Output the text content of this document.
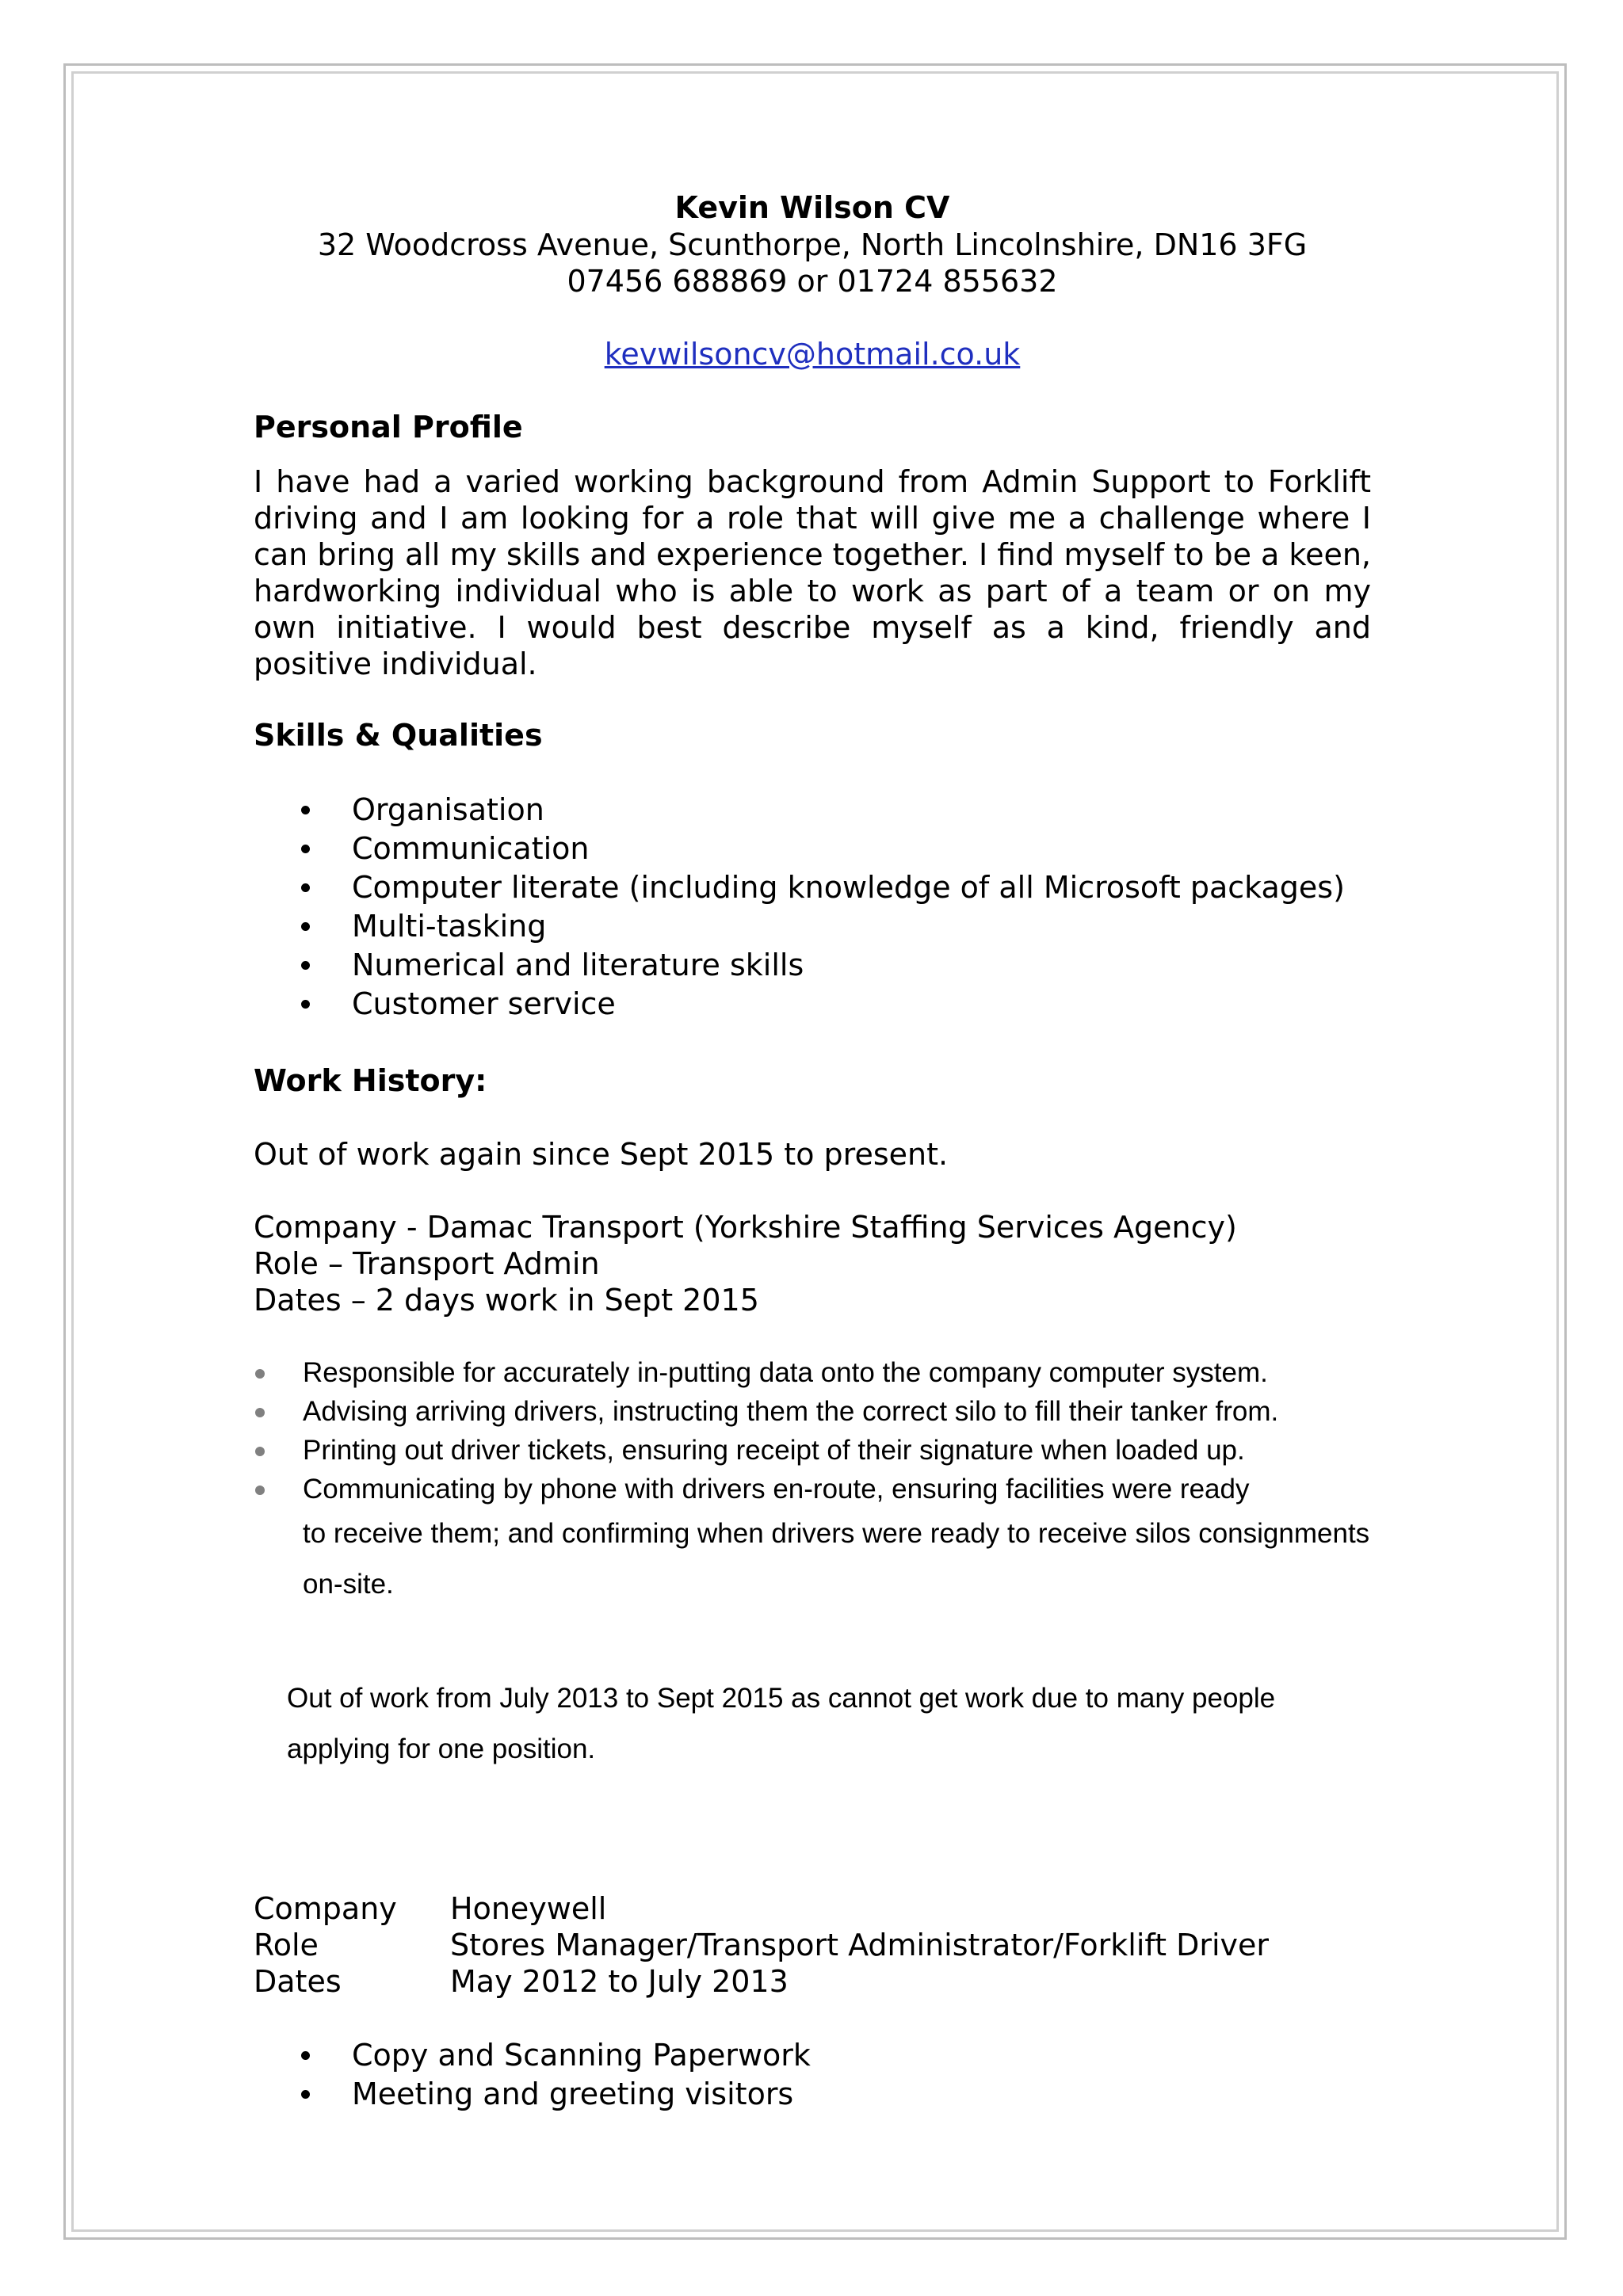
Kevin Wilson CV
32 Woodcross Avenue, Scunthorpe, North Lincolnshire, DN16 3FG
07456 688869 or 01724 855632
kevwilsoncv@hotmail.co.uk
Personal Profile
I have had a varied working background from Admin Support to Forklift driving and I am looking for a role that will give me a challenge where I can bring all my skills and experience together. I find myself to be a keen, hardworking individual who is able to work as part of a team or on my own initiative. I would best describe myself as a kind, friendly and positive individual.
Skills & Qualities
Organisation
Communication
Computer literate (including knowledge of all Microsoft packages)
Multi-tasking
Numerical and literature skills
Customer service
Work History:
Out of work again since Sept 2015 to present.
Company - Damac Transport (Yorkshire Staffing Services Agency)
Role – Transport Admin
Dates – 2 days work in Sept 2015
Responsible for accurately in-putting data onto the company computer system.
Advising arriving drivers, instructing them the correct silo to fill their tanker from.
Printing out driver tickets, ensuring receipt of their signature when loaded up.
Communicating by phone with drivers en-route, ensuring facilities were ready
to receive them; and confirming when drivers were ready to receive silos consignments
on-site.
Out of work from July 2013 to Sept 2015 as cannot get work due to many people
applying for one position.
Company Honeywell
Role	Stores Manager/Transport Administrator/Forklift Driver
Dates	May 2012 to July 2013
Copy and Scanning Paperwork
Meeting and greeting visitors
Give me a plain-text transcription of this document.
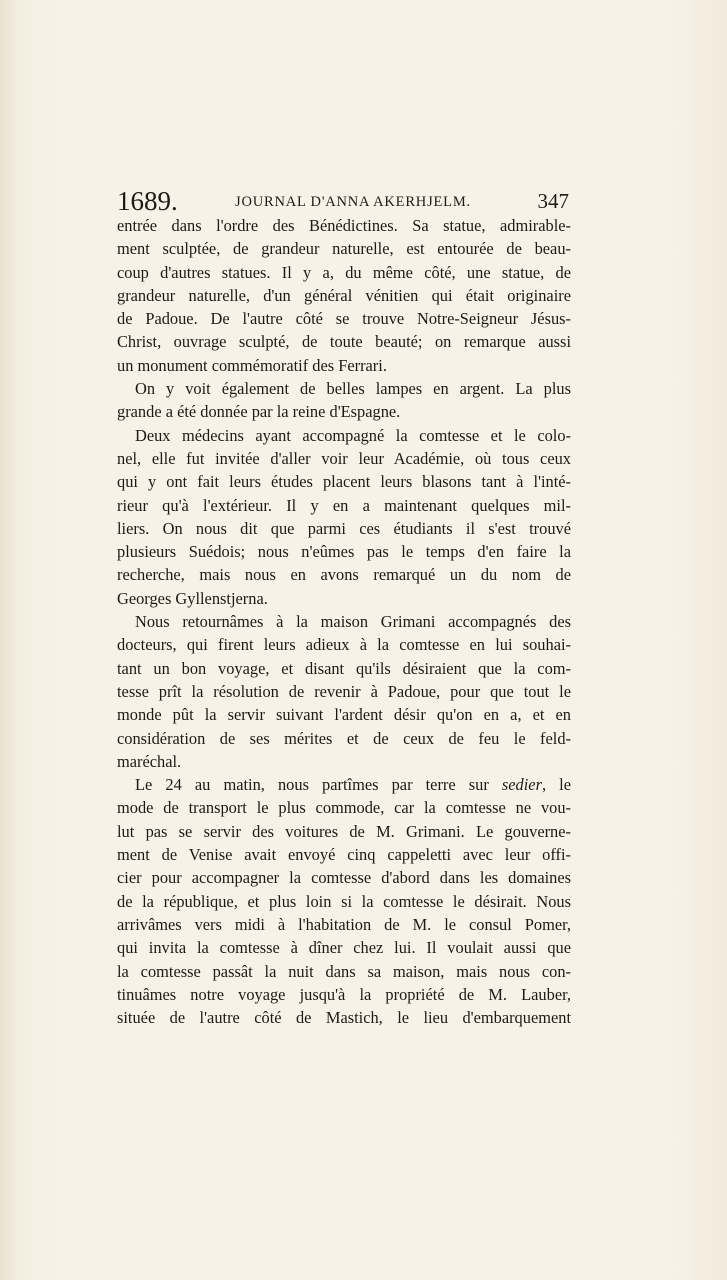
1689.	JOURNAL D'ANNA AKERHJELM.	347
entrée dans l'ordre des Bénédictines. Sa statue, admirable-
ment sculptée, de grandeur naturelle, est entourée de beau-
coup d'autres statues. Il y a, du même côté, une statue, de
grandeur naturelle, d'un général vénitien qui était originaire
de Padoue. De l'autre côté se trouve Notre-Seigneur Jésus-
Christ, ouvrage sculpté, de toute beauté; on remarque aussi
un monument commémoratif des Ferrari.
On y voit également de belles lampes en argent. La plus
grande a été donnée par la reine d'Espagne.
Deux médecins ayant accompagné la comtesse et le colo-
nel, elle fut invitée d'aller voir leur Académie, où tous ceux
qui y ont fait leurs études placent leurs blasons tant à l'inté-
rieur qu'à l'extérieur. Il y en a maintenant quelques mil-
liers. On nous dit que parmi ces étudiants il s'est trouvé
plusieurs Suédois; nous n'eûmes pas le temps d'en faire la
recherche, mais nous en avons remarqué un du nom de
Georges Gyllenstjerna.
Nous retournâmes à la maison Grimani accompagnés des
docteurs, qui firent leurs adieux à la comtesse en lui souhai-
tant un bon voyage, et disant qu'ils désiraient que la com-
tesse prît la résolution de revenir à Padoue, pour que tout le
monde pût la servir suivant l'ardent désir qu'on en a, et en
considération de ses mérites et de ceux de feu le feld-
maréchal.
Le 24 au matin, nous partîmes par terre sur sedier, le
mode de transport le plus commode, car la comtesse ne vou-
lut pas se servir des voitures de M. Grimani. Le gouverne-
ment de Venise avait envoyé cinq cappeletti avec leur offi-
cier pour accompagner la comtesse d'abord dans les domaines
de la république, et plus loin si la comtesse le désirait. Nous
arrivâmes vers midi à l'habitation de M. le consul Pomer,
qui invita la comtesse à dîner chez lui. Il voulait aussi que
la comtesse passât la nuit dans sa maison, mais nous con-
tinuâmes notre voyage jusqu'à la propriété de M. Lauber,
située de l'autre côté de Mastich, le lieu d'embarquement
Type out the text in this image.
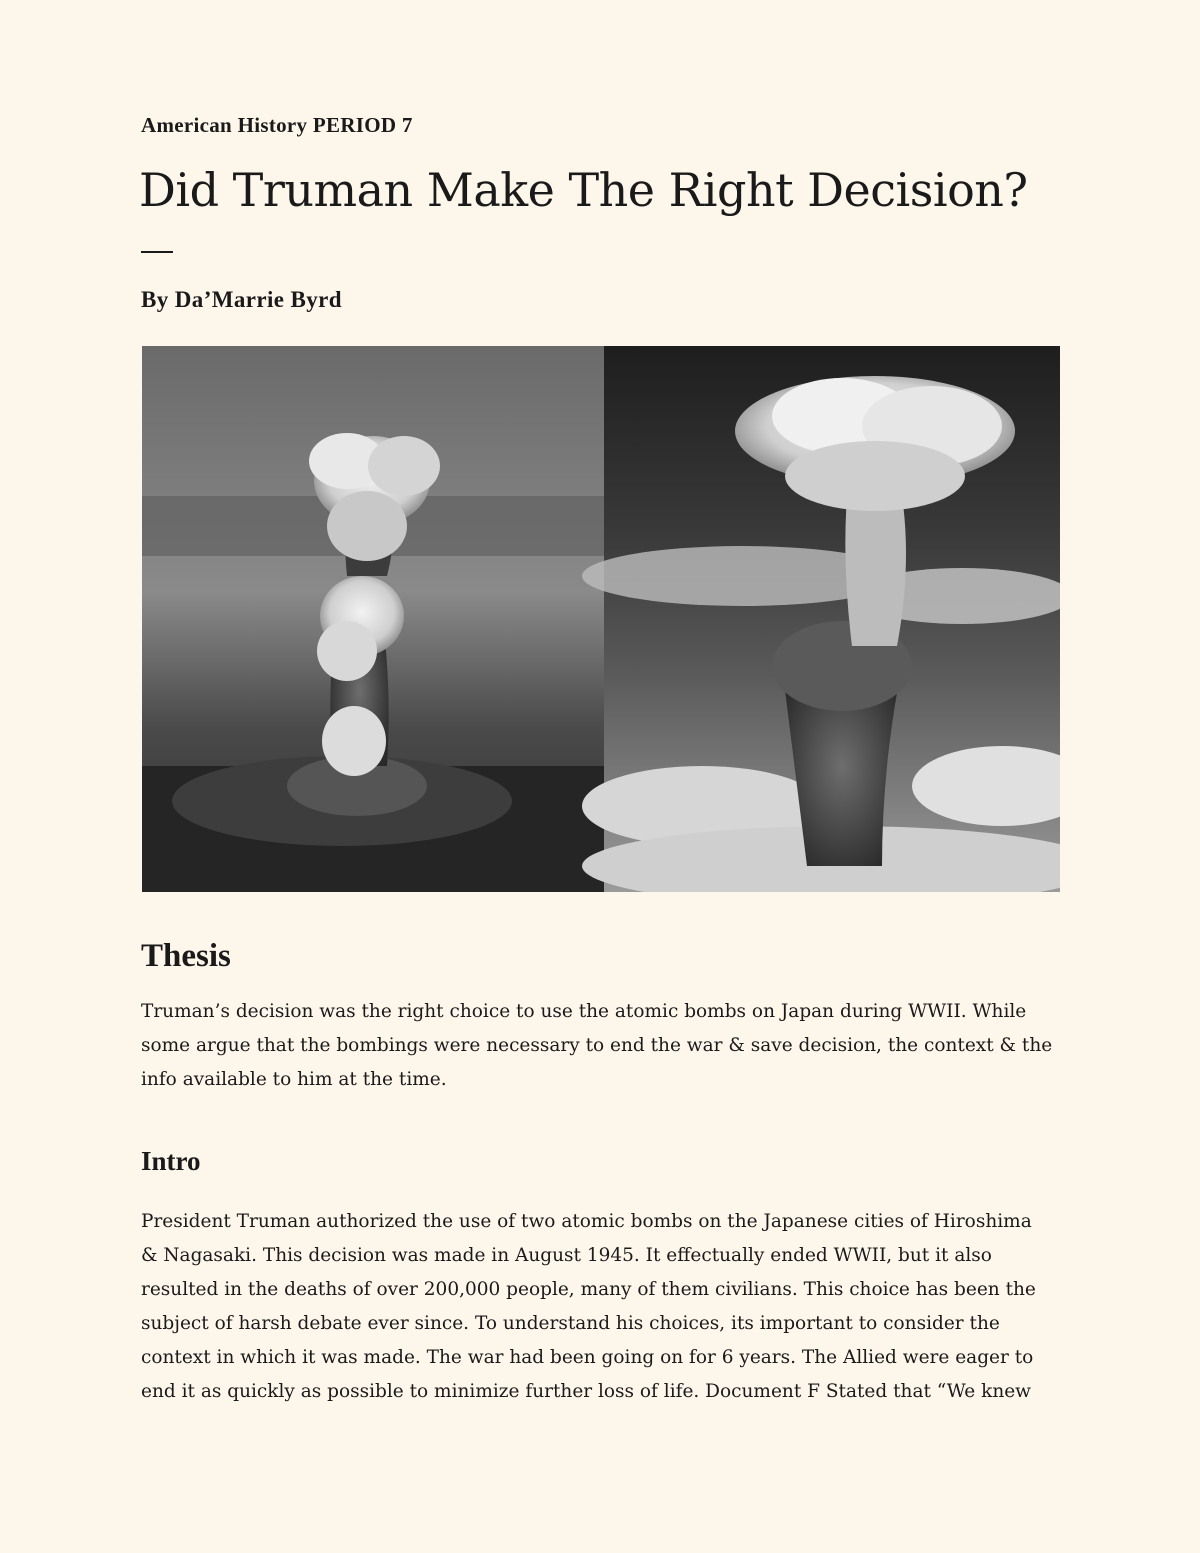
American History PERIOD 7
Did Truman Make The Right Decision?
By Da’Marrie Byrd
Thesis
Truman’s decision was the right choice to use the atomic bombs on Japan during WWII. While
some argue that the bombings were necessary to end the war & save decision, the context & the
info available to him at the time.
Intro
President Truman authorized the use of two atomic bombs on the Japanese cities of Hiroshima
& Nagasaki. This decision was made in August 1945. It effectually ended WWII, but it also
resulted in the deaths of over 200,000 people, many of them civilians. This choice has been the
subject of harsh debate ever since. To understand his choices, its important to consider the
context in which it was made. The war had been going on for 6 years. The Allied were eager to
end it as quickly as possible to minimize further loss of life. Document F Stated that “We knew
*****
Problem details -> Copy all the entries word for word. Omit any pictures.

The output ->
Output the text content of this document.
Kevin Wilson CV
32 Woodcross Avenue, Scunthorpe, North Lincolnshire, DN16 3FG
07456 688869 or 01724 855632
kevwilsoncv@hotmail.co.uk
Personal Profile
I have had a varied working background from Admin Support to Forklift driving and I am looking for a role that will give me a challenge where I can bring all my skills and experience together. I find myself to be a keen, hardworking individual who is able to work as part of a team or on my own initiative. I would best describe myself as a kind, friendly and positive individual.
Skills & Qualities
Organisation
Communication
Computer literate (including knowledge of all Microsoft packages)
Multi-tasking
Numerical and literature skills
Customer service
Work History:
Out of work again since Sept 2015 to present.
Company - Damac Transport (Yorkshire Staffing Services Agency)
Role – Transport Admin
Dates – 2 days work in Sept 2015
Responsible for accurately in-putting data onto the company computer system.
Advising arriving drivers, instructing them the correct silo to fill their tanker from.
Printing out driver tickets, ensuring receipt of their signature when loaded up.
Communicating by phone with drivers en-route, ensuring facilities were ready
to receive them; and confirming when drivers were ready to receive silos consignments
on-site.
Out of work from July 2013 to Sept 2015 as cannot get work due to many people
applying for one position.
Company Honeywell
Role	Stores Manager/Transport Administrator/Forklift Driver
Dates	May 2012 to July 2013
Copy and Scanning Paperwork
Meeting and greeting visitors
Give me a plain-text transcription of this document.
1689.	JOURNAL D'ANNA AKERHJELM.	347
entrée dans l'ordre des Bénédictines. Sa statue, admirable-
ment sculptée, de grandeur naturelle, est entourée de beau-
coup d'autres statues. Il y a, du même côté, une statue, de
grandeur naturelle, d'un général vénitien qui était originaire
de Padoue. De l'autre côté se trouve Notre-Seigneur Jésus-
Christ, ouvrage sculpté, de toute beauté; on remarque aussi
un monument commémoratif des Ferrari.
On y voit également de belles lampes en argent. La plus
grande a été donnée par la reine d'Espagne.
Deux médecins ayant accompagné la comtesse et le colo-
nel, elle fut invitée d'aller voir leur Académie, où tous ceux
qui y ont fait leurs études placent leurs blasons tant à l'inté-
rieur qu'à l'extérieur. Il y en a maintenant quelques mil-
liers. On nous dit que parmi ces étudiants il s'est trouvé
plusieurs Suédois; nous n'eûmes pas le temps d'en faire la
recherche, mais nous en avons remarqué un du nom de
Georges Gyllenstjerna.
Nous retournâmes à la maison Grimani accompagnés des
docteurs, qui firent leurs adieux à la comtesse en lui souhai-
tant un bon voyage, et disant qu'ils désiraient que la com-
tesse prît la résolution de revenir à Padoue, pour que tout le
monde pût la servir suivant l'ardent désir qu'on en a, et en
considération de ses mérites et de ceux de feu le feld-
maréchal.
Le 24 au matin, nous partîmes par terre sur sedier, le
mode de transport le plus commode, car la comtesse ne vou-
lut pas se servir des voitures de M. Grimani. Le gouverne-
ment de Venise avait envoyé cinq cappeletti avec leur offi-
cier pour accompagner la comtesse d'abord dans les domaines
de la république, et plus loin si la comtesse le désirait. Nous
arrivâmes vers midi à l'habitation de M. le consul Pomer,
qui invita la comtesse à dîner chez lui. Il voulait aussi que
la comtesse passât la nuit dans sa maison, mais nous con-
tinuâmes notre voyage jusqu'à la propriété de M. Lauber,
située de l'autre côté de Mastich, le lieu d'embarquement
Type out the text in this image.
American History PERIOD 7
Did Truman Make The Right Decision?
By Da’Marrie Byrd
Thesis
Truman’s decision was the right choice to use the atomic bombs on Japan during WWII. While
some argue that the bombings were necessary to end the war & save decision, the context & the
info available to him at the time.
Intro
President Truman authorized the use of two atomic bombs on the Japanese cities of Hiroshima
& Nagasaki. This decision was made in August 1945. It effectually ended WWII, but it also
resulted in the deaths of over 200,000 people, many of them civilians. This choice has been the
subject of harsh debate ever since. To understand his choices, its important to consider the
context in which it was made. The war had been going on for 6 years. The Allied were eager to
end it as quickly as possible to minimize further loss of life. Document F Stated that “We knew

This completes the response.